**What needs to be done**
Reproduce all of the records exactly.

**Given data**

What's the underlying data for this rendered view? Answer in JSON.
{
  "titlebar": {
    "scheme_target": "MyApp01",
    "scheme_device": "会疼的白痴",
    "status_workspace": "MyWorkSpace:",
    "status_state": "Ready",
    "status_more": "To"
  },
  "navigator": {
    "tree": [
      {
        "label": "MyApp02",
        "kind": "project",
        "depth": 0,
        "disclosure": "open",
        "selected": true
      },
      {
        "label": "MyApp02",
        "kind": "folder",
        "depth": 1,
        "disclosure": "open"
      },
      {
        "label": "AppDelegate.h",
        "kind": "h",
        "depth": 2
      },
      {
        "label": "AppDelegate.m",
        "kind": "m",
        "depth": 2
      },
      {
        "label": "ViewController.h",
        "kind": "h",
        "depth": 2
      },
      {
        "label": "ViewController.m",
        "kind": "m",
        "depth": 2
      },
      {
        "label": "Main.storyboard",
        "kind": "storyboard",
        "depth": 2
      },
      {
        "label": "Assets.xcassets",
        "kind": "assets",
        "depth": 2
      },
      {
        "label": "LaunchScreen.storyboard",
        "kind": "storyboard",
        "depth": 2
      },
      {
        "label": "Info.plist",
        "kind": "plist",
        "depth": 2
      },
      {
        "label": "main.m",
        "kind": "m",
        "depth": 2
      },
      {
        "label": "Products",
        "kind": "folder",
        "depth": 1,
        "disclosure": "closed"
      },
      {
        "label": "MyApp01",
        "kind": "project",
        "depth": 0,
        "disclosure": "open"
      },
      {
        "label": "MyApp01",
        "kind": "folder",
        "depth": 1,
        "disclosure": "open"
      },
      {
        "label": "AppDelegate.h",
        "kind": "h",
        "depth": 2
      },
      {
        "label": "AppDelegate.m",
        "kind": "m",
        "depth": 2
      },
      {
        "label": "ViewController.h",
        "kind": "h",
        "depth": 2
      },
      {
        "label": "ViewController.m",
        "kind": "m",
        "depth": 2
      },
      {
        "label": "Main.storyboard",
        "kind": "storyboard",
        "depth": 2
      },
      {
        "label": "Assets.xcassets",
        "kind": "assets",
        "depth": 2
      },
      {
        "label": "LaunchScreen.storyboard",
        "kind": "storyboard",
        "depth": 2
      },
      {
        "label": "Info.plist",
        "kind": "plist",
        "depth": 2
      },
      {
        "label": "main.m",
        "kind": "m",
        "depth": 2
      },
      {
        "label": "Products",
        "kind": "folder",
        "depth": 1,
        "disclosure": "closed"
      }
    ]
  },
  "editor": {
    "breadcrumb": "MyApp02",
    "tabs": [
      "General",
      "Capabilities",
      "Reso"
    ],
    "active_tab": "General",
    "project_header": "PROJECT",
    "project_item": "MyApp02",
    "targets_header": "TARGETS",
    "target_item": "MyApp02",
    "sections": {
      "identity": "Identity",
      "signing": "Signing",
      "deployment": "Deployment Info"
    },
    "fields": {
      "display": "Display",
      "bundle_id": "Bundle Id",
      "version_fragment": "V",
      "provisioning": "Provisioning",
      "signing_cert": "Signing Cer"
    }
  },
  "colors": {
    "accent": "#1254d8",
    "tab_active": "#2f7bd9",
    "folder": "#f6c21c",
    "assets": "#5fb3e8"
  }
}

**Answer to the exercise**
What's the underlying data for this rendered view? Answer in JSON.
{
  "titlebar": {
    "scheme_target": "MyApp01",
    "scheme_device": "会疼的白痴",
    "status_workspace": "MyWorkSpace:",
    "status_state": "Ready",
    "status_more": "To"
  },
  "navigator": {
    "tree": [
      {
        "label": "MyApp02",
        "kind": "project",
        "depth": 0,
        "disclosure": "open",
        "selected": true
      },
      {
        "label": "MyApp02",
        "kind": "folder",
        "depth": 1,
        "disclosure": "open"
      },
      {
        "label": "AppDelegate.h",
        "kind": "h",
        "depth": 2
      },
      {
        "label": "AppDelegate.m",
        "kind": "m",
        "depth": 2
      },
      {
        "label": "ViewController.h",
        "kind": "h",
        "depth": 2
      },
      {
        "label": "ViewController.m",
        "kind": "m",
        "depth": 2
      },
      {
        "label": "Main.storyboard",
        "kind": "storyboard",
        "depth": 2
      },
      {
        "label": "Assets.xcassets",
        "kind": "assets",
        "depth": 2
      },
      {
        "label": "LaunchScreen.storyboard",
        "kind": "storyboard",
        "depth": 2
      },
      {
        "label": "Info.plist",
        "kind": "plist",
        "depth": 2
      },
      {
        "label": "main.m",
        "kind": "m",
        "depth": 2
      },
      {
        "label": "Products",
        "kind": "folder",
        "depth": 1,
        "disclosure": "closed"
      },
      {
        "label": "MyApp01",
        "kind": "project",
        "depth": 0,
        "disclosure": "open"
      },
      {
        "label": "MyApp01",
        "kind": "folder",
        "depth": 1,
        "disclosure": "open"
      },
      {
        "label": "AppDelegate.h",
        "kind": "h",
        "depth": 2
      },
      {
        "label": "AppDelegate.m",
        "kind": "m",
        "depth": 2
      },
      {
        "label": "ViewController.h",
        "kind": "h",
        "depth": 2
      },
      {
        "label": "ViewController.m",
        "kind": "m",
        "depth": 2
      },
      {
        "label": "Main.storyboard",
        "kind": "storyboard",
        "depth": 2
      },
      {
        "label": "Assets.xcassets",
        "kind": "assets",
        "depth": 2
      },
      {
        "label": "LaunchScreen.storyboard",
        "kind": "storyboard",
        "depth": 2
      },
      {
        "label": "Info.plist",
        "kind": "plist",
        "depth": 2
      },
      {
        "label": "main.m",
        "kind": "m",
        "depth": 2
      },
      {
        "label": "Products",
        "kind": "folder",
        "depth": 1,
        "disclosure": "closed"
      }
    ]
  },
  "editor": {
    "breadcrumb": "MyApp02",
    "tabs": [
      "General",
      "Capabilities",
      "Reso"
    ],
    "active_tab": "General",
    "project_header": "PROJECT",
    "project_item": "MyApp02",
    "targets_header": "TARGETS",
    "target_item": "MyApp02",
    "sections": {
      "identity": "Identity",
      "signing": "Signing",
      "deployment": "Deployment Info"
    },
    "fields": {
      "display": "Display",
      "bundle_id": "Bundle Id",
      "version_fragment": "V",
      "provisioning": "Provisioning",
      "signing_cert": "Signing Cer"
    }
  },
  "colors": {
    "accent": "#1254d8",
    "tab_active": "#2f7bd9",
    "folder": "#f6c21c",
    "assets": "#5fb3e8"
  }
}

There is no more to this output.